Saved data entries
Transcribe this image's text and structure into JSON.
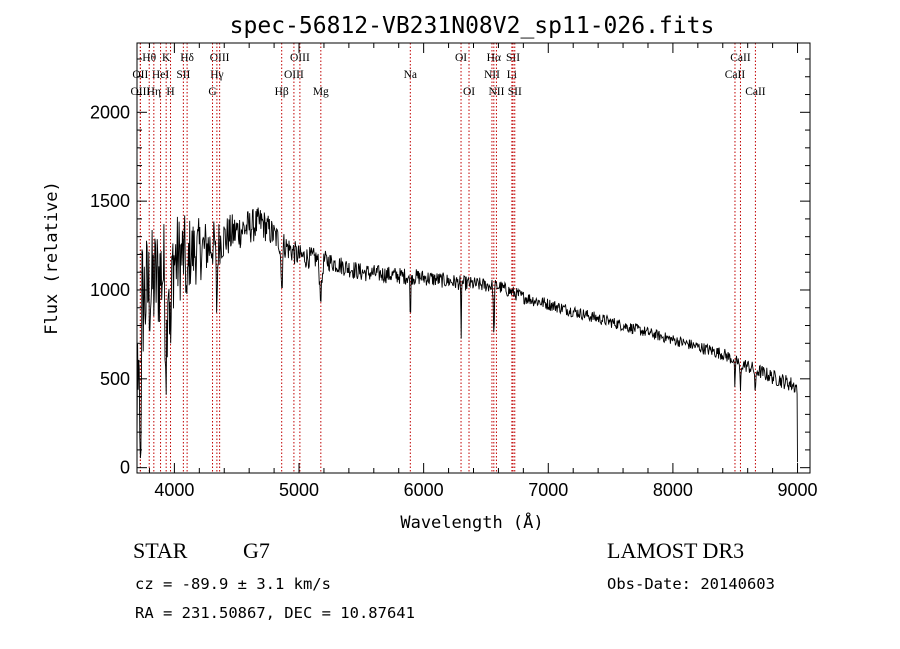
{
  "chart_data": {
    "type": "line",
    "title": "spec-56812-VB231N08V2_sp11-026.fits",
    "xlabel": "Wavelength (Å)",
    "ylabel": "Flux (relative)",
    "xlim": [
      3700,
      9100
    ],
    "ylim": [
      -30,
      2390
    ],
    "x_ticks": [
      4000,
      5000,
      6000,
      7000,
      8000,
      9000
    ],
    "y_ticks": [
      0,
      500,
      1000,
      1500,
      2000
    ],
    "grid": false,
    "continuum_knots": [
      [
        3700,
        900
      ],
      [
        3800,
        1000
      ],
      [
        3950,
        1150
      ],
      [
        4100,
        1200
      ],
      [
        4300,
        1250
      ],
      [
        4500,
        1330
      ],
      [
        4700,
        1380
      ],
      [
        4850,
        1270
      ],
      [
        5000,
        1190
      ],
      [
        5200,
        1170
      ],
      [
        5500,
        1100
      ],
      [
        5800,
        1080
      ],
      [
        6000,
        1070
      ],
      [
        6300,
        1040
      ],
      [
        6600,
        1020
      ],
      [
        6800,
        960
      ],
      [
        7000,
        920
      ],
      [
        7200,
        880
      ],
      [
        7500,
        820
      ],
      [
        7800,
        760
      ],
      [
        8100,
        700
      ],
      [
        8400,
        640
      ],
      [
        8600,
        570
      ],
      [
        8800,
        510
      ],
      [
        8950,
        470
      ],
      [
        9000,
        450
      ]
    ],
    "noise_knots": [
      [
        3700,
        420
      ],
      [
        3800,
        340
      ],
      [
        3950,
        300
      ],
      [
        4100,
        220
      ],
      [
        4300,
        140
      ],
      [
        4500,
        110
      ],
      [
        4800,
        80
      ],
      [
        5200,
        55
      ],
      [
        6000,
        45
      ],
      [
        7000,
        35
      ],
      [
        8000,
        30
      ],
      [
        9000,
        45
      ]
    ],
    "absorption_features": [
      {
        "center": 3934,
        "depth": 500,
        "width": 10
      },
      {
        "center": 3969,
        "depth": 450,
        "width": 10
      },
      {
        "center": 4101,
        "depth": 300,
        "width": 8
      },
      {
        "center": 4340,
        "depth": 350,
        "width": 8
      },
      {
        "center": 4861,
        "depth": 250,
        "width": 8
      },
      {
        "center": 5175,
        "depth": 200,
        "width": 14
      },
      {
        "center": 5893,
        "depth": 220,
        "width": 5
      },
      {
        "center": 6300,
        "depth": 380,
        "width": 3
      },
      {
        "center": 6563,
        "depth": 300,
        "width": 5
      },
      {
        "center": 8498,
        "depth": 140,
        "width": 6
      },
      {
        "center": 8542,
        "depth": 160,
        "width": 6
      },
      {
        "center": 8662,
        "depth": 140,
        "width": 6
      }
    ],
    "spectral_lines": [
      {
        "label": "OII",
        "wave": 3727,
        "row": 1
      },
      {
        "label": "OIII",
        "wave": 3727,
        "row": 2
      },
      {
        "label": "Hθ",
        "wave": 3798,
        "row": 0
      },
      {
        "label": "HeI",
        "wave": 3889,
        "row": 1
      },
      {
        "label": "Hη",
        "wave": 3835,
        "row": 2
      },
      {
        "label": "K",
        "wave": 3934,
        "row": 0
      },
      {
        "label": "H",
        "wave": 3969,
        "row": 2
      },
      {
        "label": "SII",
        "wave": 4072,
        "row": 1
      },
      {
        "label": "Hδ",
        "wave": 4102,
        "row": 0
      },
      {
        "label": "OIII",
        "wave": 4363,
        "row": 0
      },
      {
        "label": "Hγ",
        "wave": 4341,
        "row": 1
      },
      {
        "label": "G",
        "wave": 4306,
        "row": 2
      },
      {
        "label": "OIII",
        "wave": 5007,
        "row": 0
      },
      {
        "label": "OIII",
        "wave": 4959,
        "row": 1
      },
      {
        "label": "Hβ",
        "wave": 4861,
        "row": 2
      },
      {
        "label": "Mg",
        "wave": 5175,
        "row": 2
      },
      {
        "label": "Na",
        "wave": 5893,
        "row": 1
      },
      {
        "label": "OI",
        "wave": 6300,
        "row": 0
      },
      {
        "label": "OI",
        "wave": 6364,
        "row": 2
      },
      {
        "label": "Hα",
        "wave": 6563,
        "row": 0
      },
      {
        "label": "NII",
        "wave": 6548,
        "row": 1
      },
      {
        "label": "NII",
        "wave": 6584,
        "row": 2
      },
      {
        "label": "SII",
        "wave": 6717,
        "row": 0
      },
      {
        "label": "Li",
        "wave": 6708,
        "row": 1
      },
      {
        "label": "SII",
        "wave": 6731,
        "row": 2
      },
      {
        "label": "CaII",
        "wave": 8542,
        "row": 0
      },
      {
        "label": "CaII",
        "wave": 8498,
        "row": 1
      },
      {
        "label": "CaII",
        "wave": 8662,
        "row": 2
      }
    ]
  },
  "info": {
    "object_class": "STAR",
    "subclass": "G7",
    "survey": "LAMOST DR3",
    "cz": "cz = -89.9 ± 3.1 km/s",
    "obs_date": "Obs-Date: 20140603",
    "coords": "RA = 231.50867, DEC =  10.87641"
  }
}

Job >> Leave out the pictures and reproduce the rest of the listing exactly.

Exercise output >>
Transcribe this image's text and structure into JSON.
{
  "chart_data": {
    "type": "line",
    "title": "spec-56812-VB231N08V2_sp11-026.fits",
    "xlabel": "Wavelength (Å)",
    "ylabel": "Flux (relative)",
    "xlim": [
      3700,
      9100
    ],
    "ylim": [
      -30,
      2390
    ],
    "x_ticks": [
      4000,
      5000,
      6000,
      7000,
      8000,
      9000
    ],
    "y_ticks": [
      0,
      500,
      1000,
      1500,
      2000
    ],
    "grid": false,
    "continuum_knots": [
      [
        3700,
        900
      ],
      [
        3800,
        1000
      ],
      [
        3950,
        1150
      ],
      [
        4100,
        1200
      ],
      [
        4300,
        1250
      ],
      [
        4500,
        1330
      ],
      [
        4700,
        1380
      ],
      [
        4850,
        1270
      ],
      [
        5000,
        1190
      ],
      [
        5200,
        1170
      ],
      [
        5500,
        1100
      ],
      [
        5800,
        1080
      ],
      [
        6000,
        1070
      ],
      [
        6300,
        1040
      ],
      [
        6600,
        1020
      ],
      [
        6800,
        960
      ],
      [
        7000,
        920
      ],
      [
        7200,
        880
      ],
      [
        7500,
        820
      ],
      [
        7800,
        760
      ],
      [
        8100,
        700
      ],
      [
        8400,
        640
      ],
      [
        8600,
        570
      ],
      [
        8800,
        510
      ],
      [
        8950,
        470
      ],
      [
        9000,
        450
      ]
    ],
    "noise_knots": [
      [
        3700,
        420
      ],
      [
        3800,
        340
      ],
      [
        3950,
        300
      ],
      [
        4100,
        220
      ],
      [
        4300,
        140
      ],
      [
        4500,
        110
      ],
      [
        4800,
        80
      ],
      [
        5200,
        55
      ],
      [
        6000,
        45
      ],
      [
        7000,
        35
      ],
      [
        8000,
        30
      ],
      [
        9000,
        45
      ]
    ],
    "absorption_features": [
      {
        "center": 3934,
        "depth": 500,
        "width": 10
      },
      {
        "center": 3969,
        "depth": 450,
        "width": 10
      },
      {
        "center": 4101,
        "depth": 300,
        "width": 8
      },
      {
        "center": 4340,
        "depth": 350,
        "width": 8
      },
      {
        "center": 4861,
        "depth": 250,
        "width": 8
      },
      {
        "center": 5175,
        "depth": 200,
        "width": 14
      },
      {
        "center": 5893,
        "depth": 220,
        "width": 5
      },
      {
        "center": 6300,
        "depth": 380,
        "width": 3
      },
      {
        "center": 6563,
        "depth": 300,
        "width": 5
      },
      {
        "center": 8498,
        "depth": 140,
        "width": 6
      },
      {
        "center": 8542,
        "depth": 160,
        "width": 6
      },
      {
        "center": 8662,
        "depth": 140,
        "width": 6
      }
    ],
    "spectral_lines": [
      {
        "label": "OII",
        "wave": 3727,
        "row": 1
      },
      {
        "label": "OIII",
        "wave": 3727,
        "row": 2
      },
      {
        "label": "Hθ",
        "wave": 3798,
        "row": 0
      },
      {
        "label": "HeI",
        "wave": 3889,
        "row": 1
      },
      {
        "label": "Hη",
        "wave": 3835,
        "row": 2
      },
      {
        "label": "K",
        "wave": 3934,
        "row": 0
      },
      {
        "label": "H",
        "wave": 3969,
        "row": 2
      },
      {
        "label": "SII",
        "wave": 4072,
        "row": 1
      },
      {
        "label": "Hδ",
        "wave": 4102,
        "row": 0
      },
      {
        "label": "OIII",
        "wave": 4363,
        "row": 0
      },
      {
        "label": "Hγ",
        "wave": 4341,
        "row": 1
      },
      {
        "label": "G",
        "wave": 4306,
        "row": 2
      },
      {
        "label": "OIII",
        "wave": 5007,
        "row": 0
      },
      {
        "label": "OIII",
        "wave": 4959,
        "row": 1
      },
      {
        "label": "Hβ",
        "wave": 4861,
        "row": 2
      },
      {
        "label": "Mg",
        "wave": 5175,
        "row": 2
      },
      {
        "label": "Na",
        "wave": 5893,
        "row": 1
      },
      {
        "label": "OI",
        "wave": 6300,
        "row": 0
      },
      {
        "label": "OI",
        "wave": 6364,
        "row": 2
      },
      {
        "label": "Hα",
        "wave": 6563,
        "row": 0
      },
      {
        "label": "NII",
        "wave": 6548,
        "row": 1
      },
      {
        "label": "NII",
        "wave": 6584,
        "row": 2
      },
      {
        "label": "SII",
        "wave": 6717,
        "row": 0
      },
      {
        "label": "Li",
        "wave": 6708,
        "row": 1
      },
      {
        "label": "SII",
        "wave": 6731,
        "row": 2
      },
      {
        "label": "CaII",
        "wave": 8542,
        "row": 0
      },
      {
        "label": "CaII",
        "wave": 8498,
        "row": 1
      },
      {
        "label": "CaII",
        "wave": 8662,
        "row": 2
      }
    ]
  },
  "info": {
    "object_class": "STAR",
    "subclass": "G7",
    "survey": "LAMOST DR3",
    "cz": "cz = -89.9 ± 3.1 km/s",
    "obs_date": "Obs-Date: 20140603",
    "coords": "RA = 231.50867, DEC =  10.87641"
  }
}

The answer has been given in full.